→ **Stated task**
Scan the data below for the string "document". Copy every line where it appears.

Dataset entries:
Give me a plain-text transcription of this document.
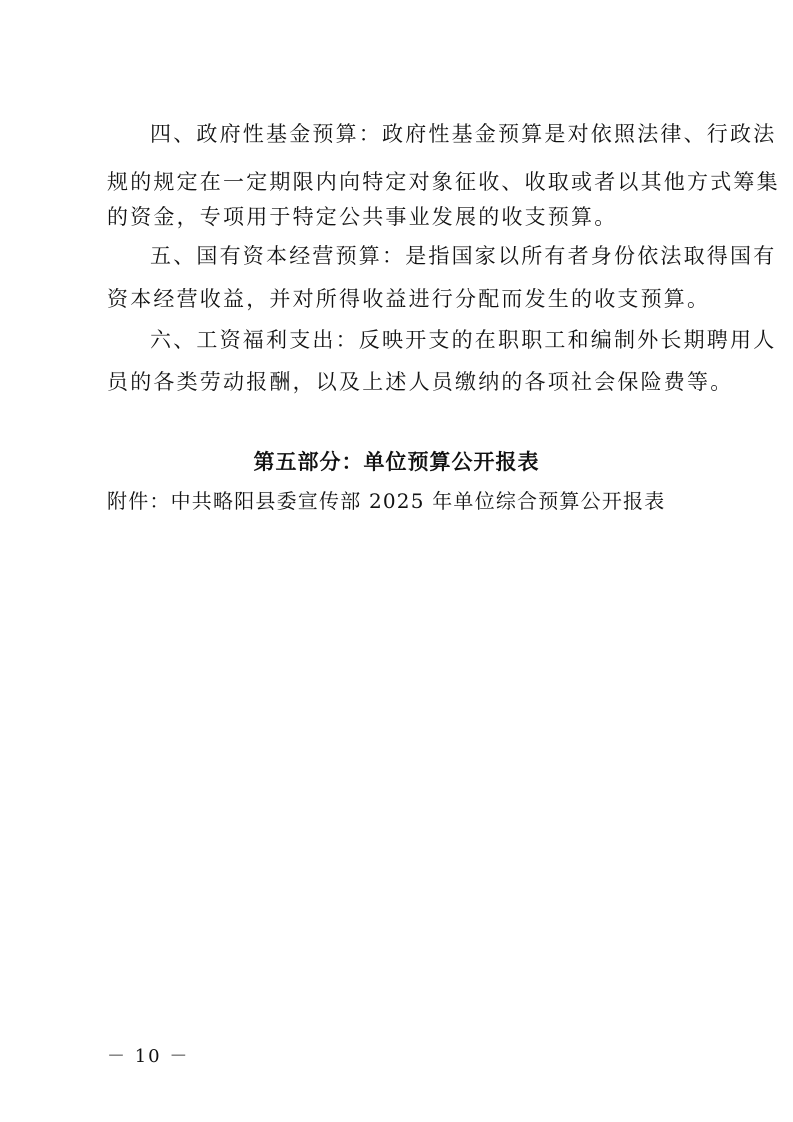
四、政府性基金预算：政府性基金预算是对依照法律、行政法
规的规定在一定期限内向特定对象征收、收取或者以其他方式筹集
的资金，专项用于特定公共事业发展的收支预算。
五、国有资本经营预算：是指国家以所有者身份依法取得国有
资本经营收益，并对所得收益进行分配而发生的收支预算。
六、工资福利支出：反映开支的在职职工和编制外长期聘用人
员的各类劳动报酬，以及上述人员缴纳的各项社会保险费等。
第五部分：单位预算公开报表
附件：中共略阳县委宣传部 2025 年单位综合预算公开报表
－ 10 －
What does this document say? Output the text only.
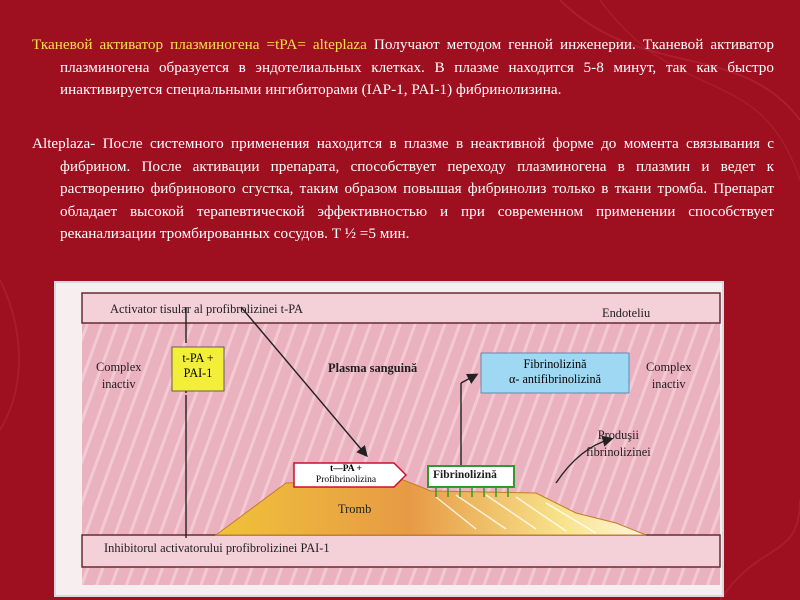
Тканевой активатор плазминогена =tPA= alteplaza Получают методом генной инженерии. Тканевой активатор плазминогена образуется в эндотелиальных клетках. В плазме находится 5-8 минут, так как быстро инактивируется специальными ингибиторами (IAP-1, PAI-1) фибринолизина.

Alteplaza- После системного применения находится в плазме в неактивной форме до момента связывания с фибрином. После активации препарата, способствует переходу плазминогена в плазмин и ведет к растворению фибринового сгустка, таким образом повышая фибринолиз только в ткани тромба. Препарат обладает высокой терапевтической эффективностью и при современном применении способствует реканализации тромбированных сосудов. T ½ =5 мин.

Activator tisular al profibrolizinei t-PA	Endoteliu
Complex
inactiv
Complex
inactiv
t-PA +
PAI-1	Plasma sanguină	Fibrinolizină
α- antifibrinolizină
Produşii
fibrinolizinei
t—PA +
Profibrinolizina	Fibrinolizină
Tromb
Inhibitorul activatorului profibrolizinei PAI-1
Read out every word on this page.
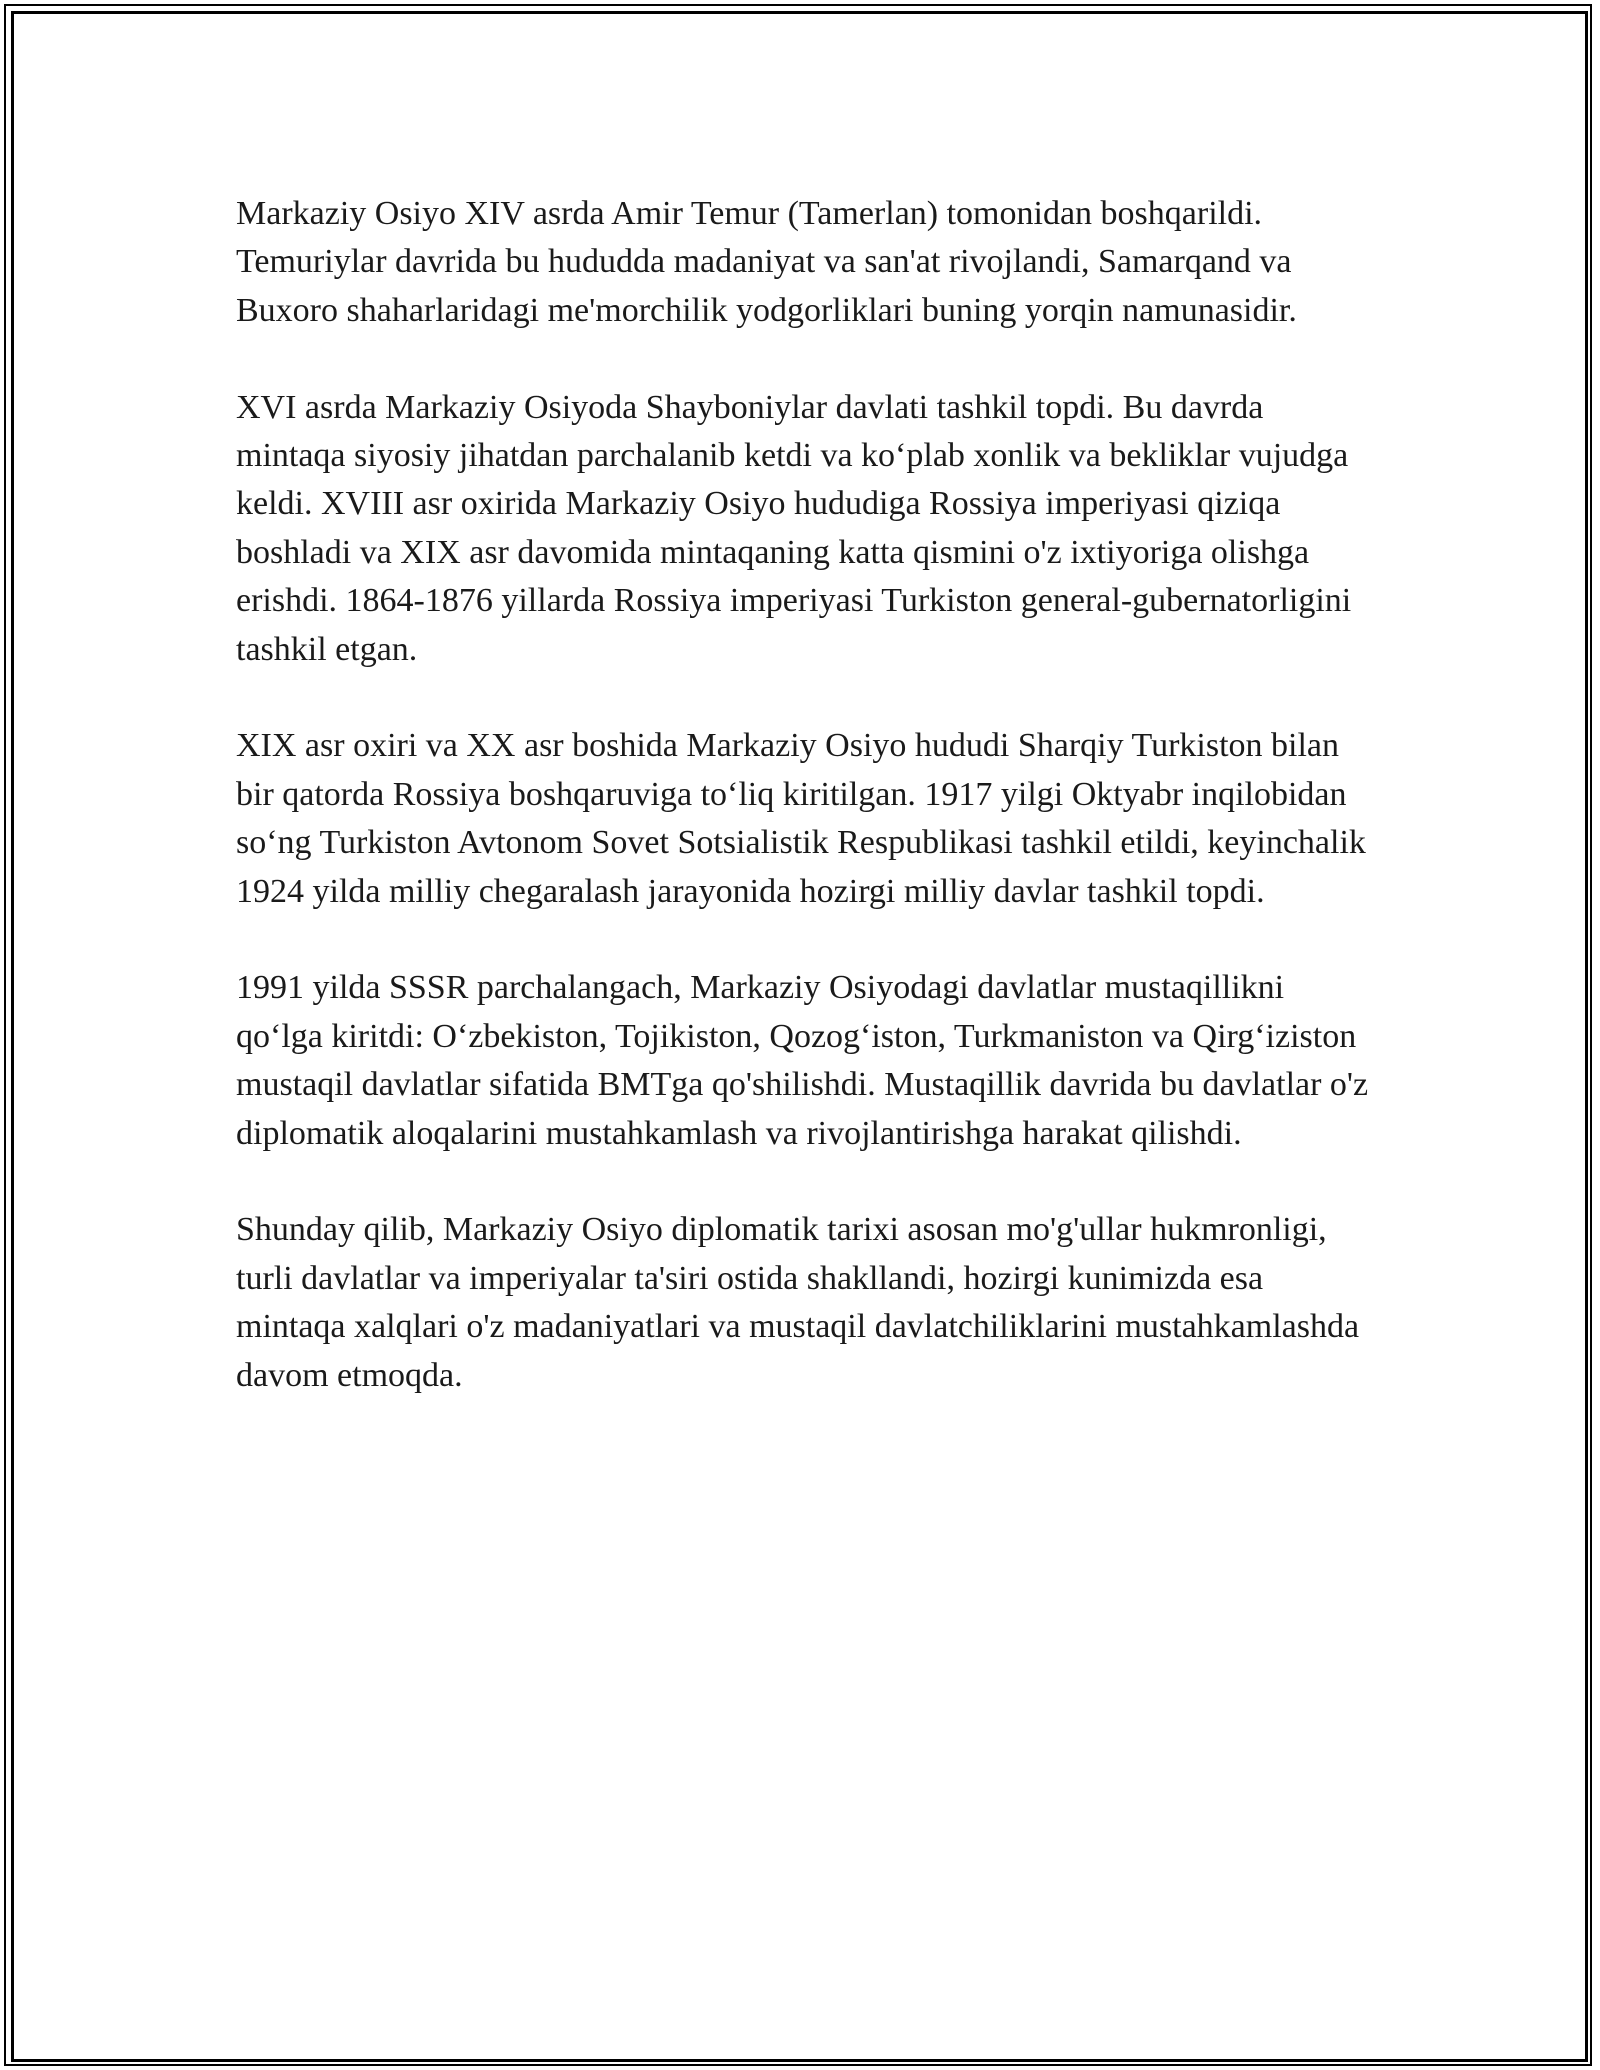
Markaziy Osiyo XIV asrda Amir Temur (Tamerlan) tomonidan boshqarildi. Temuriylar davrida bu hududda madaniyat va san'at rivojlandi, Samarqand va Buxoro shaharlaridagi me'morchilik yodgorliklari buning yorqin namunasidir.

XVI asrda Markaziy Osiyoda Shayboniylar davlati tashkil topdi. Bu davrda mintaqa siyosiy jihatdan parchalanib ketdi va ko‘plab xonlik va bekliklar vujudga keldi. XVIII asr oxirida Markaziy Osiyo hududiga Rossiya imperiyasi qiziqa boshladi va XIX asr davomida mintaqaning katta qismini o'z ixtiyoriga olishga erishdi. 1864-1876 yillarda Rossiya imperiyasi Turkiston general-gubernatorligini tashkil etgan.

XIX asr oxiri va XX asr boshida Markaziy Osiyo hududi Sharqiy Turkiston bilan bir qatorda Rossiya boshqaruviga to‘liq kiritilgan. 1917 yilgi Oktyabr inqilobidan so‘ng Turkiston Avtonom Sovet Sotsialistik Respublikasi tashkil etildi, keyinchalik 1924 yilda milliy chegaralash jarayonida hozirgi milliy davlar tashkil topdi.

1991 yilda SSSR parchalangach, Markaziy Osiyodagi davlatlar mustaqillikni qo‘lga kiritdi: O‘zbekiston, Tojikiston, Qozog‘iston, Turkmaniston va Qirg‘iziston mustaqil davlatlar sifatida BMTga qo'shilishdi. Mustaqillik davrida bu davlatlar o'z diplomatik aloqalarini mustahkamlash va rivojlantirishga harakat qilishdi.

Shunday qilib, Markaziy Osiyo diplomatik tarixi asosan mo'g'ullar hukmronligi, turli davlatlar va imperiyalar ta'siri ostida shakllandi, hozirgi kunimizda esa mintaqa xalqlari o'z madaniyatlari va mustaqil davlatchiliklarini mustahkamlashda davom etmoqda.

→ **Solution to the problem**
Give me a plain-text transcription of this document.
What does this document say? Output the text only.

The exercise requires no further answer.